Start
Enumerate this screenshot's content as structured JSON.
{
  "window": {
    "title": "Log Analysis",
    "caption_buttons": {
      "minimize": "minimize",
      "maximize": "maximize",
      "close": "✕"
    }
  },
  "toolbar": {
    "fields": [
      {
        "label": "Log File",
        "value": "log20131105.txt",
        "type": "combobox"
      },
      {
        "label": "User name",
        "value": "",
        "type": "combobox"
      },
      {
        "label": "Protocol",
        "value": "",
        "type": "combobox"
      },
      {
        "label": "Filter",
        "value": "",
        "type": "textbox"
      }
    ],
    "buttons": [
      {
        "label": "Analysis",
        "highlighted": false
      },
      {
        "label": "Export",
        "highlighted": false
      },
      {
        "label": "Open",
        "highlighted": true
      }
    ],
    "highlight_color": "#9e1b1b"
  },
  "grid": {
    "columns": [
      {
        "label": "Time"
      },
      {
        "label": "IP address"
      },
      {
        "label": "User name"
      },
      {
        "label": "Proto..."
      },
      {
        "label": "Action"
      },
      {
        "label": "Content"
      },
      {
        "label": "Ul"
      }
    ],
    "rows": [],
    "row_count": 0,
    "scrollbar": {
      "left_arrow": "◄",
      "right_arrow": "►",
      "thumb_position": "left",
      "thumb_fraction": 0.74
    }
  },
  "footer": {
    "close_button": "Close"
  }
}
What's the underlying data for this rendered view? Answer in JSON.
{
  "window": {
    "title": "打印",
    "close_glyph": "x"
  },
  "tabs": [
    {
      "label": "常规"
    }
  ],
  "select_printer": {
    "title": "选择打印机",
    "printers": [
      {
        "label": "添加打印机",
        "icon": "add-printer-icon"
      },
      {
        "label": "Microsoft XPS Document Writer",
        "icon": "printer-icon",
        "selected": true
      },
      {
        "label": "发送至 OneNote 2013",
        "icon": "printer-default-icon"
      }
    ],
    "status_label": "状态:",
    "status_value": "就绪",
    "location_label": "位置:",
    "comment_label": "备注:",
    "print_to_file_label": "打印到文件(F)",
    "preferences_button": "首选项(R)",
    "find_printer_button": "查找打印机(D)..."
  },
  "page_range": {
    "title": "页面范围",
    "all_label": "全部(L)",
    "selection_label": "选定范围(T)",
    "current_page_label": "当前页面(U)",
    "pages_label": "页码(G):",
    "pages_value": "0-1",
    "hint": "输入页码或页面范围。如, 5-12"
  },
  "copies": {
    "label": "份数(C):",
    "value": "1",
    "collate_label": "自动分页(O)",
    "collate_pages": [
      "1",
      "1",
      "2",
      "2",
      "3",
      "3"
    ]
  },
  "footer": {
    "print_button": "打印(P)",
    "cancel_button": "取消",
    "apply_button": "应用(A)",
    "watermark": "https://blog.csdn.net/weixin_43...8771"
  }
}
End
Problem description =>
Please restate the whole listing word for word.

Exercise output =>
Enumerate this screenshot's content as structured JSON.
{
  "window": {
    "title": "Log Analysis",
    "caption_buttons": {
      "minimize": "minimize",
      "maximize": "maximize",
      "close": "✕"
    }
  },
  "toolbar": {
    "fields": [
      {
        "label": "Log File",
        "value": "log20131105.txt",
        "type": "combobox"
      },
      {
        "label": "User name",
        "value": "",
        "type": "combobox"
      },
      {
        "label": "Protocol",
        "value": "",
        "type": "combobox"
      },
      {
        "label": "Filter",
        "value": "",
        "type": "textbox"
      }
    ],
    "buttons": [
      {
        "label": "Analysis",
        "highlighted": false
      },
      {
        "label": "Export",
        "highlighted": false
      },
      {
        "label": "Open",
        "highlighted": true
      }
    ],
    "highlight_color": "#9e1b1b"
  },
  "grid": {
    "columns": [
      {
        "label": "Time"
      },
      {
        "label": "IP address"
      },
      {
        "label": "User name"
      },
      {
        "label": "Proto..."
      },
      {
        "label": "Action"
      },
      {
        "label": "Content"
      },
      {
        "label": "Ul"
      }
    ],
    "rows": [],
    "row_count": 0,
    "scrollbar": {
      "left_arrow": "◄",
      "right_arrow": "►",
      "thumb_position": "left",
      "thumb_fraction": 0.74
    }
  },
  "footer": {
    "close_button": "Close"
  }
}
What's the underlying data for this rendered view? Answer in JSON.
{
  "window": {
    "title": "打印",
    "close_glyph": "x"
  },
  "tabs": [
    {
      "label": "常规"
    }
  ],
  "select_printer": {
    "title": "选择打印机",
    "printers": [
      {
        "label": "添加打印机",
        "icon": "add-printer-icon"
      },
      {
        "label": "Microsoft XPS Document Writer",
        "icon": "printer-icon",
        "selected": true
      },
      {
        "label": "发送至 OneNote 2013",
        "icon": "printer-default-icon"
      }
    ],
    "status_label": "状态:",
    "status_value": "就绪",
    "location_label": "位置:",
    "comment_label": "备注:",
    "print_to_file_label": "打印到文件(F)",
    "preferences_button": "首选项(R)",
    "find_printer_button": "查找打印机(D)..."
  },
  "page_range": {
    "title": "页面范围",
    "all_label": "全部(L)",
    "selection_label": "选定范围(T)",
    "current_page_label": "当前页面(U)",
    "pages_label": "页码(G):",
    "pages_value": "0-1",
    "hint": "输入页码或页面范围。如, 5-12"
  },
  "copies": {
    "label": "份数(C):",
    "value": "1",
    "collate_label": "自动分页(O)",
    "collate_pages": [
      "1",
      "1",
      "2",
      "2",
      "3",
      "3"
    ]
  },
  "footer": {
    "print_button": "打印(P)",
    "cancel_button": "取消",
    "apply_button": "应用(A)",
    "watermark": "https://blog.csdn.net/weixin_43...8771"
  }
}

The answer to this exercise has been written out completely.